What this task involves: Omit any picture, and return the remaining data exactly as written.

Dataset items
• • • • • • •
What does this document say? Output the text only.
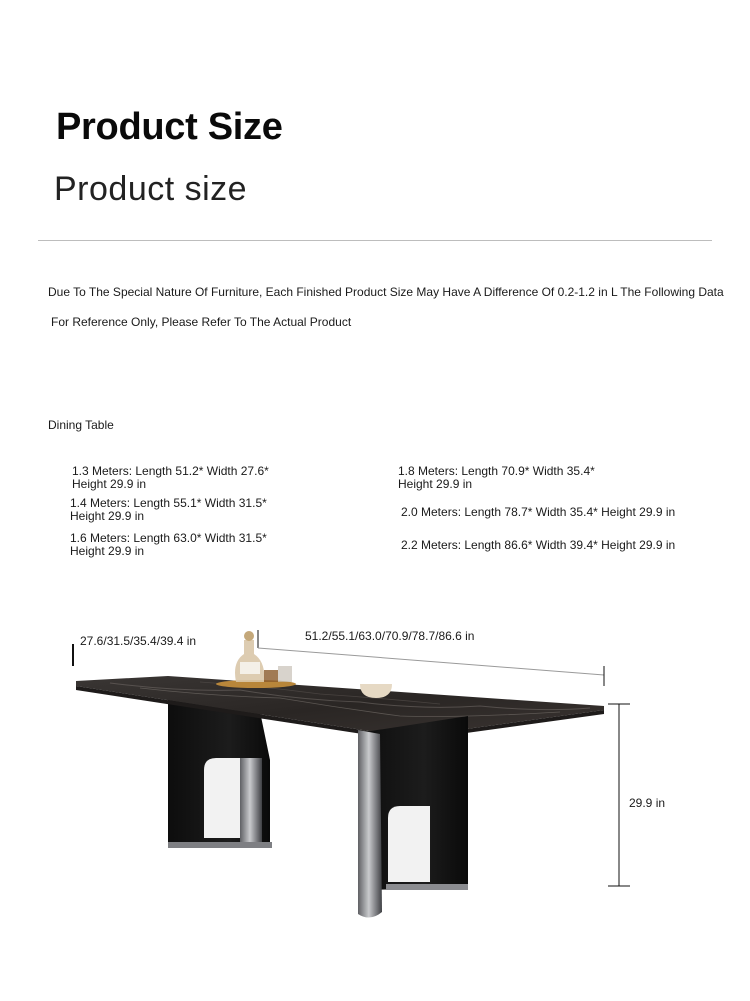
Product Size
Product size
Due To The Special Nature Of Furniture, Each Finished Product Size May Have A Difference Of 0.2-1.2 in L The Following Data
For Reference Only, Please Refer To The Actual Product
Dining Table
1.3 Meters: Length 51.2* Width 27.6*
Height 29.9 in
1.4 Meters: Length 55.1* Width 31.5*
Height 29.9 in
1.6 Meters: Length 63.0* Width 31.5*
Height 29.9 in
1.8 Meters: Length 70.9* Width 35.4*
Height 29.9 in
2.0 Meters: Length 78.7* Width 35.4* Height 29.9 in
2.2 Meters: Length 86.6* Width 39.4* Height 29.9 in
27.6/31.5/35.4/39.4 in	51.2/55.1/63.0/70.9/78.7/86.6 in
29.9 in
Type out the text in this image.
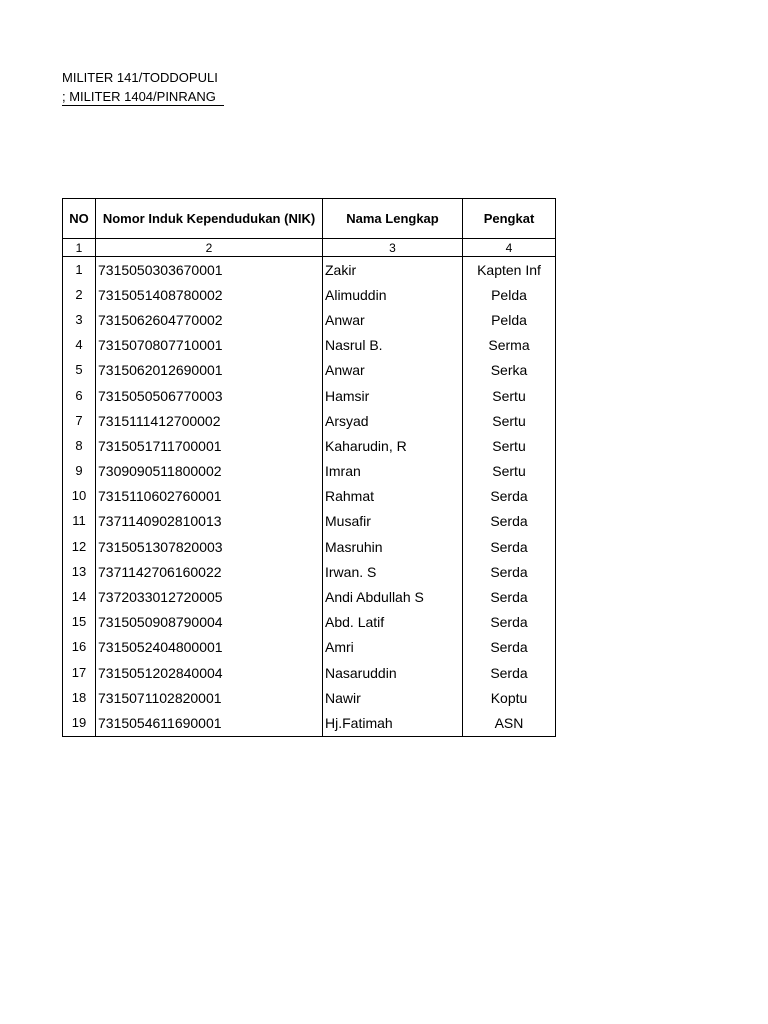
MILITER 141/TODDOPULI
; MILITER 1404/PINRANG
NO	Nomor Induk Kependudukan (NIK)	Nama Lengkap	Pengkat
1	2	3	4
1	7315050303670001	Zakir	Kapten Inf
2	7315051408780002	Alimuddin	Pelda
3	7315062604770002	Anwar	Pelda
4	7315070807710001	Nasrul B.	Serma
5	7315062012690001	Anwar	Serka
6	7315050506770003	Hamsir	Sertu
7	7315111412700002	Arsyad	Sertu
8	7315051711700001	Kaharudin, R	Sertu
9	7309090511800002	Imran	Sertu
10	7315110602760001	Rahmat	Serda
11	7371140902810013	Musafir	Serda
12	7315051307820003	Masruhin	Serda
13	7371142706160022	Irwan. S	Serda
14	7372033012720005	Andi Abdullah S	Serda
15	7315050908790004	Abd. Latif	Serda
16	7315052404800001	Amri	Serda
17	7315051202840004	Nasaruddin	Serda
18	7315071102820001	Nawir	Koptu
19	7315054611690001	Hj.Fatimah	ASN
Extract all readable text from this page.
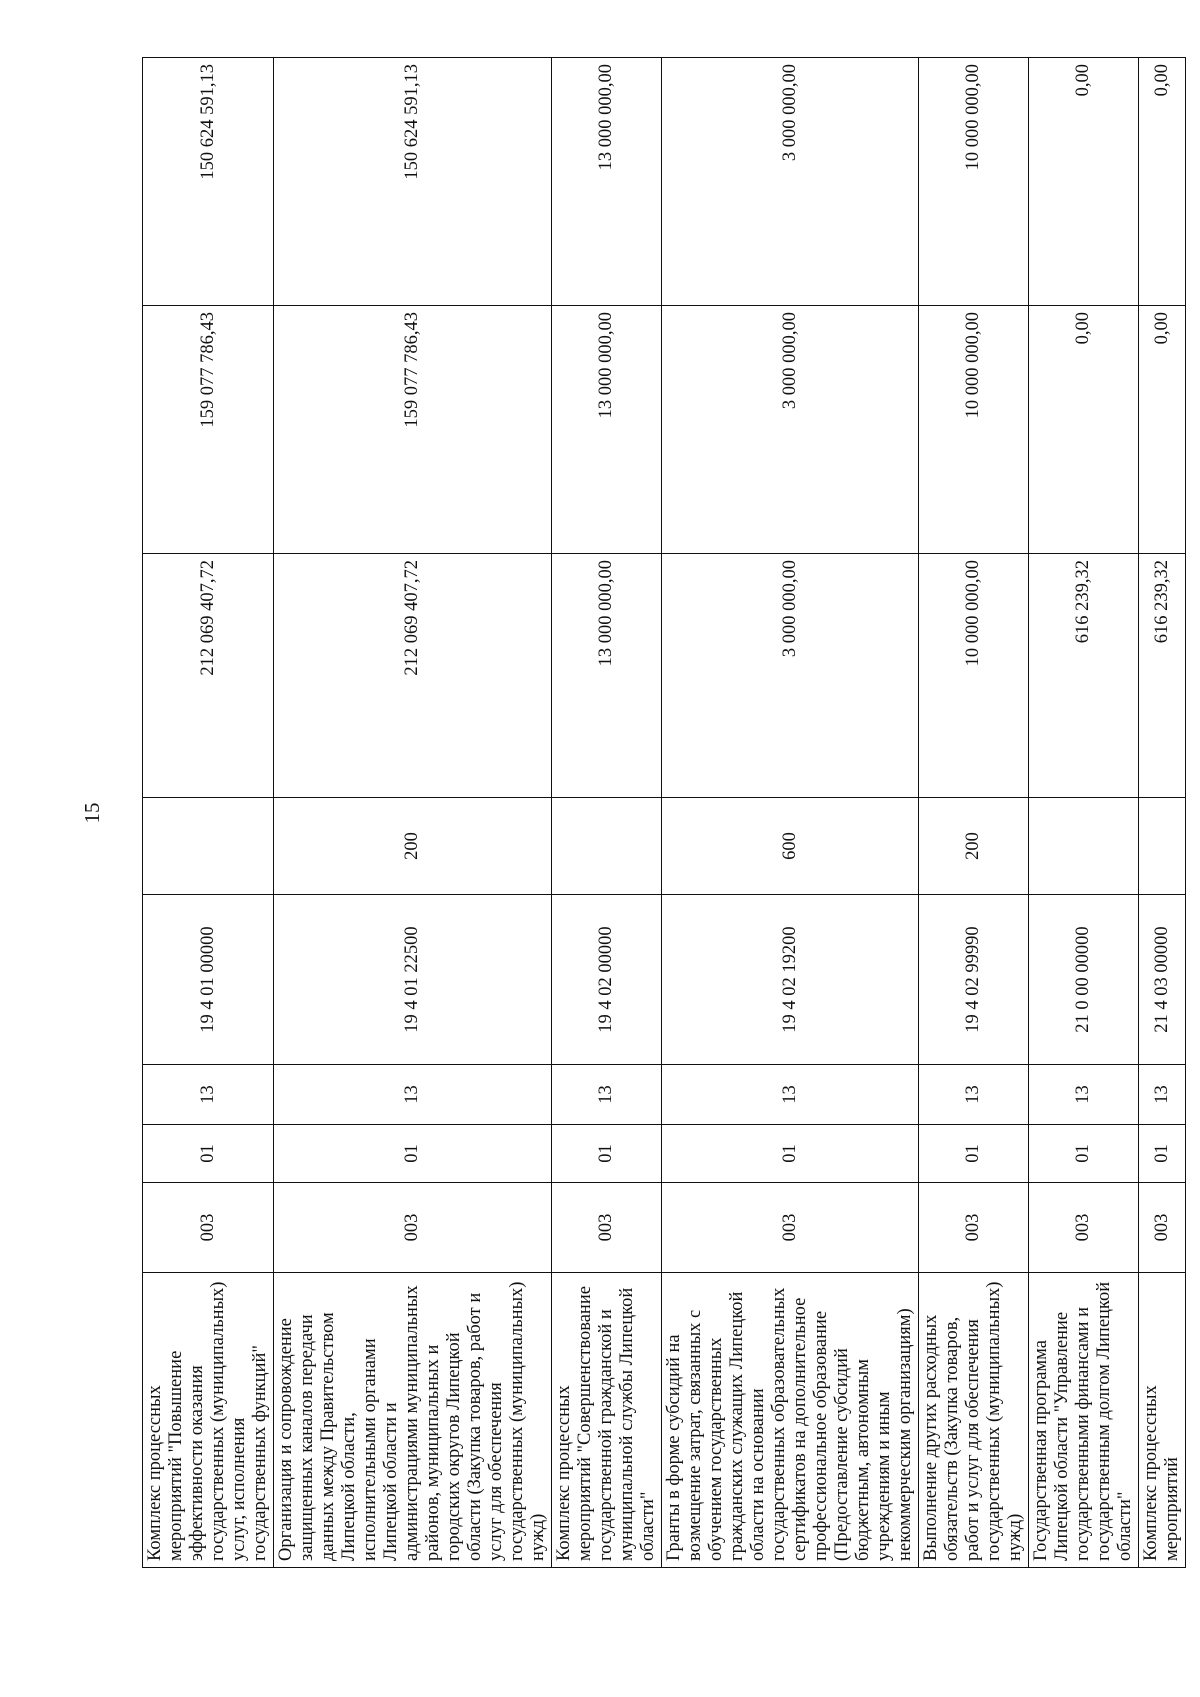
15
Комплекс процессных мероприятий "Повышение эффективности оказания государственных (муниципальных) услуг, исполнения государственных функций"	003	01	13	19 4 01 00000		212 069 407,72	159 077 786,43	150 624 591,13
Организация и сопровождение защищенных каналов передачи данных между Правительством Липецкой области, исполнительными органами Липецкой области и администрациями муниципальных районов, муниципальных и городских округов Липецкой области (Закупка товаров, работ и услуг для обеспечения государственных (муниципальных) нужд)	003	01	13	19 4 01 22500	200	212 069 407,72	159 077 786,43	150 624 591,13
Комплекс процессных мероприятий "Совершенствование государственной гражданской и муниципальной службы Липецкой области"	003	01	13	19 4 02 00000		13 000 000,00	13 000 000,00	13 000 000,00
Гранты в форме субсидий на возмещение затрат, связанных с обучением государственных гражданских служащих Липецкой области на основании государственных образовательных сертификатов на дополнительное профессиональное образование (Предоставление субсидий бюджетным, автономным учреждениям и иным некоммерческим организациям)	003	01	13	19 4 02 19200	600	3 000 000,00	3 000 000,00	3 000 000,00
Выполнение других расходных обязательств (Закупка товаров, работ и услуг для обеспечения государственных (муниципальных) нужд)	003	01	13	19 4 02 99990	200	10 000 000,00	10 000 000,00	10 000 000,00
Государственная программа Липецкой области "Управление государственными финансами и государственным долгом Липецкой области"	003	01	13	21 0 00 00000		616 239,32	0,00	0,00
Комплекс процессных мероприятий	003	01	13	21 4 03 00000		616 239,32	0,00	0,00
• • • • • • •
Right answer:
What does this document say? Output the text only.
Product Size
Product size
Due To The Special Nature Of Furniture, Each Finished Product Size May Have A Difference Of 0.2-1.2 in L The Following Data
For Reference Only, Please Refer To The Actual Product
Dining Table
1.3 Meters: Length 51.2* Width 27.6*
Height 29.9 in
1.4 Meters: Length 55.1* Width 31.5*
Height 29.9 in
1.6 Meters: Length 63.0* Width 31.5*
Height 29.9 in
1.8 Meters: Length 70.9* Width 35.4*
Height 29.9 in
2.0 Meters: Length 78.7* Width 35.4* Height 29.9 in
2.2 Meters: Length 86.6* Width 39.4* Height 29.9 in
27.6/31.5/35.4/39.4 in	51.2/55.1/63.0/70.9/78.7/86.6 in
29.9 in
Type out the text in this image.
MILITER 141/TODDOPULI
; MILITER 1404/PINRANG
NO	Nomor Induk Kependudukan (NIK)	Nama Lengkap	Pengkat
1	2	3	4
1	7315050303670001	Zakir	Kapten Inf
2	7315051408780002	Alimuddin	Pelda
3	7315062604770002	Anwar	Pelda
4	7315070807710001	Nasrul B.	Serma
5	7315062012690001	Anwar	Serka
6	7315050506770003	Hamsir	Sertu
7	7315111412700002	Arsyad	Sertu
8	7315051711700001	Kaharudin, R	Sertu
9	7309090511800002	Imran	Sertu
10	7315110602760001	Rahmat	Serda
11	7371140902810013	Musafir	Serda
12	7315051307820003	Masruhin	Serda
13	7371142706160022	Irwan. S	Serda
14	7372033012720005	Andi Abdullah S	Serda
15	7315050908790004	Abd. Latif	Serda
16	7315052404800001	Amri	Serda
17	7315051202840004	Nasaruddin	Serda
18	7315071102820001	Nawir	Koptu
19	7315054611690001	Hj.Fatimah	ASN
Extract all readable text from this page.
15
Комплекс процессных мероприятий "Повышение эффективности оказания государственных (муниципальных) услуг, исполнения государственных функций"	003	01	13	19 4 01 00000		212 069 407,72	159 077 786,43	150 624 591,13
Организация и сопровождение защищенных каналов передачи данных между Правительством Липецкой области, исполнительными органами Липецкой области и администрациями муниципальных районов, муниципальных и городских округов Липецкой области (Закупка товаров, работ и услуг для обеспечения государственных (муниципальных) нужд)	003	01	13	19 4 01 22500	200	212 069 407,72	159 077 786,43	150 624 591,13
Комплекс процессных мероприятий "Совершенствование государственной гражданской и муниципальной службы Липецкой области"	003	01	13	19 4 02 00000		13 000 000,00	13 000 000,00	13 000 000,00
Гранты в форме субсидий на возмещение затрат, связанных с обучением государственных гражданских служащих Липецкой области на основании государственных образовательных сертификатов на дополнительное профессиональное образование (Предоставление субсидий бюджетным, автономным учреждениям и иным некоммерческим организациям)	003	01	13	19 4 02 19200	600	3 000 000,00	3 000 000,00	3 000 000,00
Выполнение других расходных обязательств (Закупка товаров, работ и услуг для обеспечения государственных (муниципальных) нужд)	003	01	13	19 4 02 99990	200	10 000 000,00	10 000 000,00	10 000 000,00
Государственная программа Липецкой области "Управление государственными финансами и государственным долгом Липецкой области"	003	01	13	21 0 00 00000		616 239,32	0,00	0,00
Комплекс процессных мероприятий	003	01	13	21 4 03 00000		616 239,32	0,00	0,00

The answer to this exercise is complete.